THE DATA:

_ _ _ _ _ _ _

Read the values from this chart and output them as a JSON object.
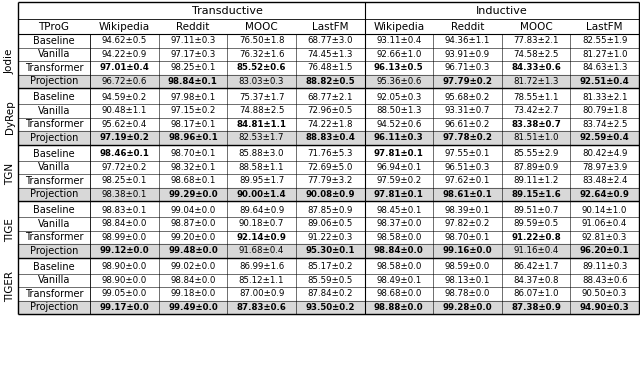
{
  "col_groups": [
    "Transductive",
    "Inductive"
  ],
  "header_row": [
    "TProG",
    "Wikipedia",
    "Reddit",
    "MOOC",
    "LastFM",
    "Wikipedia",
    "Reddit",
    "MOOC",
    "LastFM"
  ],
  "row_groups": [
    "Jodie",
    "DyRep",
    "TGN",
    "TIGE",
    "TIGER"
  ],
  "row_labels": [
    "Baseline",
    "Vanilla",
    "Transformer",
    "Projection"
  ],
  "cells": [
    [
      [
        "94.62±0.5",
        "97.11±0.3",
        "76.50±1.8",
        "68.77±3.0",
        "93.11±0.4",
        "94.36±1.1",
        "77.83±2.1",
        "82.55±1.9"
      ],
      [
        "94.22±0.9",
        "97.17±0.3",
        "76.32±1.6",
        "74.45±1.3",
        "92.66±1.0",
        "93.91±0.9",
        "74.58±2.5",
        "81.27±1.0"
      ],
      [
        "97.01±0.4",
        "98.25±0.1",
        "85.52±0.6",
        "76.48±1.5",
        "96.13±0.5",
        "96.71±0.3",
        "84.33±0.6",
        "84.63±1.3"
      ],
      [
        "96.72±0.6",
        "98.84±0.1",
        "83.03±0.3",
        "88.82±0.5",
        "95.36±0.6",
        "97.79±0.2",
        "81.72±1.3",
        "92.51±0.4"
      ]
    ],
    [
      [
        "94.59±0.2",
        "97.98±0.1",
        "75.37±1.7",
        "68.77±2.1",
        "92.05±0.3",
        "95.68±0.2",
        "78.55±1.1",
        "81.33±2.1"
      ],
      [
        "90.48±1.1",
        "97.15±0.2",
        "74.88±2.5",
        "72.96±0.5",
        "88.50±1.3",
        "93.31±0.7",
        "73.42±2.7",
        "80.79±1.8"
      ],
      [
        "95.62±0.4",
        "98.17±0.1",
        "84.81±1.1",
        "74.22±1.8",
        "94.52±0.6",
        "96.61±0.2",
        "83.38±0.7",
        "83.74±2.5"
      ],
      [
        "97.19±0.2",
        "98.96±0.1",
        "82.53±1.7",
        "88.83±0.4",
        "96.11±0.3",
        "97.78±0.2",
        "81.51±1.0",
        "92.59±0.4"
      ]
    ],
    [
      [
        "98.46±0.1",
        "98.70±0.1",
        "85.88±3.0",
        "71.76±5.3",
        "97.81±0.1",
        "97.55±0.1",
        "85.55±2.9",
        "80.42±4.9"
      ],
      [
        "97.72±0.2",
        "98.32±0.1",
        "88.58±1.1",
        "72.69±5.0",
        "96.94±0.1",
        "96.51±0.3",
        "87.89±0.9",
        "78.97±3.9"
      ],
      [
        "98.25±0.1",
        "98.68±0.1",
        "89.95±1.7",
        "77.79±3.2",
        "97.59±0.2",
        "97.62±0.1",
        "89.11±1.2",
        "83.48±2.4"
      ],
      [
        "98.38±0.1",
        "99.29±0.0",
        "90.00±1.4",
        "90.08±0.9",
        "97.81±0.1",
        "98.61±0.1",
        "89.15±1.6",
        "92.64±0.9"
      ]
    ],
    [
      [
        "98.83±0.1",
        "99.04±0.0",
        "89.64±0.9",
        "87.85±0.9",
        "98.45±0.1",
        "98.39±0.1",
        "89.51±0.7",
        "90.14±1.0"
      ],
      [
        "98.84±0.0",
        "98.87±0.0",
        "90.18±0.7",
        "89.06±0.5",
        "98.37±0.0",
        "97.82±0.2",
        "89.59±0.5",
        "91.06±0.4"
      ],
      [
        "98.99±0.0",
        "99.20±0.0",
        "92.14±0.9",
        "91.22±0.3",
        "98.58±0.0",
        "98.70±0.1",
        "91.22±0.8",
        "92.81±0.3"
      ],
      [
        "99.12±0.0",
        "99.48±0.0",
        "91.68±0.4",
        "95.30±0.1",
        "98.84±0.0",
        "99.16±0.0",
        "91.16±0.4",
        "96.20±0.1"
      ]
    ],
    [
      [
        "98.90±0.0",
        "99.02±0.0",
        "86.99±1.6",
        "85.17±0.2",
        "98.58±0.0",
        "98.59±0.0",
        "86.42±1.7",
        "89.11±0.3"
      ],
      [
        "98.90±0.0",
        "98.84±0.0",
        "85.12±1.1",
        "85.59±0.5",
        "98.49±0.1",
        "98.13±0.1",
        "84.37±0.8",
        "88.43±0.6"
      ],
      [
        "99.05±0.0",
        "99.18±0.0",
        "87.00±0.9",
        "87.84±0.2",
        "98.68±0.0",
        "98.78±0.0",
        "86.07±1.0",
        "90.50±0.3"
      ],
      [
        "99.17±0.0",
        "99.49±0.0",
        "87.83±0.6",
        "93.50±0.2",
        "98.88±0.0",
        "99.28±0.0",
        "87.38±0.9",
        "94.90±0.3"
      ]
    ]
  ],
  "bold_cells": [
    [
      [
        false,
        false,
        false,
        false,
        false,
        false,
        false,
        false
      ],
      [
        false,
        false,
        false,
        false,
        false,
        false,
        false,
        false
      ],
      [
        true,
        false,
        true,
        false,
        true,
        false,
        true,
        false
      ],
      [
        false,
        true,
        false,
        true,
        false,
        true,
        false,
        true
      ]
    ],
    [
      [
        false,
        false,
        false,
        false,
        false,
        false,
        false,
        false
      ],
      [
        false,
        false,
        false,
        false,
        false,
        false,
        false,
        false
      ],
      [
        false,
        false,
        true,
        false,
        false,
        false,
        true,
        false
      ],
      [
        true,
        true,
        false,
        true,
        true,
        true,
        false,
        true
      ]
    ],
    [
      [
        true,
        false,
        false,
        false,
        true,
        false,
        false,
        false
      ],
      [
        false,
        false,
        false,
        false,
        false,
        false,
        false,
        false
      ],
      [
        false,
        false,
        false,
        false,
        false,
        false,
        false,
        false
      ],
      [
        false,
        true,
        true,
        true,
        true,
        true,
        true,
        true
      ]
    ],
    [
      [
        false,
        false,
        false,
        false,
        false,
        false,
        false,
        false
      ],
      [
        false,
        false,
        false,
        false,
        false,
        false,
        false,
        false
      ],
      [
        false,
        false,
        true,
        false,
        false,
        false,
        true,
        false
      ],
      [
        true,
        true,
        false,
        true,
        true,
        true,
        false,
        true
      ]
    ],
    [
      [
        false,
        false,
        false,
        false,
        false,
        false,
        false,
        false
      ],
      [
        false,
        false,
        false,
        false,
        false,
        false,
        false,
        false
      ],
      [
        false,
        false,
        false,
        false,
        false,
        false,
        false,
        false
      ],
      [
        true,
        true,
        true,
        true,
        true,
        true,
        true,
        true
      ]
    ]
  ],
  "font_size": 6.2,
  "header_font_size": 8.0,
  "col_header_font_size": 7.5,
  "group_font_size": 7.5,
  "row_label_font_size": 7.0
}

_ _ _ _ _ _ _

YOUR INSTRUCTIONS:
Reproduce every record above exactly, omitting the pictures.

FULL OUTPUT:
Read the values from this chart and output them as a JSON object.
{
  "col_groups": [
    "Transductive",
    "Inductive"
  ],
  "header_row": [
    "TProG",
    "Wikipedia",
    "Reddit",
    "MOOC",
    "LastFM",
    "Wikipedia",
    "Reddit",
    "MOOC",
    "LastFM"
  ],
  "row_groups": [
    "Jodie",
    "DyRep",
    "TGN",
    "TIGE",
    "TIGER"
  ],
  "row_labels": [
    "Baseline",
    "Vanilla",
    "Transformer",
    "Projection"
  ],
  "cells": [
    [
      [
        "94.62±0.5",
        "97.11±0.3",
        "76.50±1.8",
        "68.77±3.0",
        "93.11±0.4",
        "94.36±1.1",
        "77.83±2.1",
        "82.55±1.9"
      ],
      [
        "94.22±0.9",
        "97.17±0.3",
        "76.32±1.6",
        "74.45±1.3",
        "92.66±1.0",
        "93.91±0.9",
        "74.58±2.5",
        "81.27±1.0"
      ],
      [
        "97.01±0.4",
        "98.25±0.1",
        "85.52±0.6",
        "76.48±1.5",
        "96.13±0.5",
        "96.71±0.3",
        "84.33±0.6",
        "84.63±1.3"
      ],
      [
        "96.72±0.6",
        "98.84±0.1",
        "83.03±0.3",
        "88.82±0.5",
        "95.36±0.6",
        "97.79±0.2",
        "81.72±1.3",
        "92.51±0.4"
      ]
    ],
    [
      [
        "94.59±0.2",
        "97.98±0.1",
        "75.37±1.7",
        "68.77±2.1",
        "92.05±0.3",
        "95.68±0.2",
        "78.55±1.1",
        "81.33±2.1"
      ],
      [
        "90.48±1.1",
        "97.15±0.2",
        "74.88±2.5",
        "72.96±0.5",
        "88.50±1.3",
        "93.31±0.7",
        "73.42±2.7",
        "80.79±1.8"
      ],
      [
        "95.62±0.4",
        "98.17±0.1",
        "84.81±1.1",
        "74.22±1.8",
        "94.52±0.6",
        "96.61±0.2",
        "83.38±0.7",
        "83.74±2.5"
      ],
      [
        "97.19±0.2",
        "98.96±0.1",
        "82.53±1.7",
        "88.83±0.4",
        "96.11±0.3",
        "97.78±0.2",
        "81.51±1.0",
        "92.59±0.4"
      ]
    ],
    [
      [
        "98.46±0.1",
        "98.70±0.1",
        "85.88±3.0",
        "71.76±5.3",
        "97.81±0.1",
        "97.55±0.1",
        "85.55±2.9",
        "80.42±4.9"
      ],
      [
        "97.72±0.2",
        "98.32±0.1",
        "88.58±1.1",
        "72.69±5.0",
        "96.94±0.1",
        "96.51±0.3",
        "87.89±0.9",
        "78.97±3.9"
      ],
      [
        "98.25±0.1",
        "98.68±0.1",
        "89.95±1.7",
        "77.79±3.2",
        "97.59±0.2",
        "97.62±0.1",
        "89.11±1.2",
        "83.48±2.4"
      ],
      [
        "98.38±0.1",
        "99.29±0.0",
        "90.00±1.4",
        "90.08±0.9",
        "97.81±0.1",
        "98.61±0.1",
        "89.15±1.6",
        "92.64±0.9"
      ]
    ],
    [
      [
        "98.83±0.1",
        "99.04±0.0",
        "89.64±0.9",
        "87.85±0.9",
        "98.45±0.1",
        "98.39±0.1",
        "89.51±0.7",
        "90.14±1.0"
      ],
      [
        "98.84±0.0",
        "98.87±0.0",
        "90.18±0.7",
        "89.06±0.5",
        "98.37±0.0",
        "97.82±0.2",
        "89.59±0.5",
        "91.06±0.4"
      ],
      [
        "98.99±0.0",
        "99.20±0.0",
        "92.14±0.9",
        "91.22±0.3",
        "98.58±0.0",
        "98.70±0.1",
        "91.22±0.8",
        "92.81±0.3"
      ],
      [
        "99.12±0.0",
        "99.48±0.0",
        "91.68±0.4",
        "95.30±0.1",
        "98.84±0.0",
        "99.16±0.0",
        "91.16±0.4",
        "96.20±0.1"
      ]
    ],
    [
      [
        "98.90±0.0",
        "99.02±0.0",
        "86.99±1.6",
        "85.17±0.2",
        "98.58±0.0",
        "98.59±0.0",
        "86.42±1.7",
        "89.11±0.3"
      ],
      [
        "98.90±0.0",
        "98.84±0.0",
        "85.12±1.1",
        "85.59±0.5",
        "98.49±0.1",
        "98.13±0.1",
        "84.37±0.8",
        "88.43±0.6"
      ],
      [
        "99.05±0.0",
        "99.18±0.0",
        "87.00±0.9",
        "87.84±0.2",
        "98.68±0.0",
        "98.78±0.0",
        "86.07±1.0",
        "90.50±0.3"
      ],
      [
        "99.17±0.0",
        "99.49±0.0",
        "87.83±0.6",
        "93.50±0.2",
        "98.88±0.0",
        "99.28±0.0",
        "87.38±0.9",
        "94.90±0.3"
      ]
    ]
  ],
  "bold_cells": [
    [
      [
        false,
        false,
        false,
        false,
        false,
        false,
        false,
        false
      ],
      [
        false,
        false,
        false,
        false,
        false,
        false,
        false,
        false
      ],
      [
        true,
        false,
        true,
        false,
        true,
        false,
        true,
        false
      ],
      [
        false,
        true,
        false,
        true,
        false,
        true,
        false,
        true
      ]
    ],
    [
      [
        false,
        false,
        false,
        false,
        false,
        false,
        false,
        false
      ],
      [
        false,
        false,
        false,
        false,
        false,
        false,
        false,
        false
      ],
      [
        false,
        false,
        true,
        false,
        false,
        false,
        true,
        false
      ],
      [
        true,
        true,
        false,
        true,
        true,
        true,
        false,
        true
      ]
    ],
    [
      [
        true,
        false,
        false,
        false,
        true,
        false,
        false,
        false
      ],
      [
        false,
        false,
        false,
        false,
        false,
        false,
        false,
        false
      ],
      [
        false,
        false,
        false,
        false,
        false,
        false,
        false,
        false
      ],
      [
        false,
        true,
        true,
        true,
        true,
        true,
        true,
        true
      ]
    ],
    [
      [
        false,
        false,
        false,
        false,
        false,
        false,
        false,
        false
      ],
      [
        false,
        false,
        false,
        false,
        false,
        false,
        false,
        false
      ],
      [
        false,
        false,
        true,
        false,
        false,
        false,
        true,
        false
      ],
      [
        true,
        true,
        false,
        true,
        true,
        true,
        false,
        true
      ]
    ],
    [
      [
        false,
        false,
        false,
        false,
        false,
        false,
        false,
        false
      ],
      [
        false,
        false,
        false,
        false,
        false,
        false,
        false,
        false
      ],
      [
        false,
        false,
        false,
        false,
        false,
        false,
        false,
        false
      ],
      [
        true,
        true,
        true,
        true,
        true,
        true,
        true,
        true
      ]
    ]
  ],
  "font_size": 6.2,
  "header_font_size": 8.0,
  "col_header_font_size": 7.5,
  "group_font_size": 7.5,
  "row_label_font_size": 7.0
}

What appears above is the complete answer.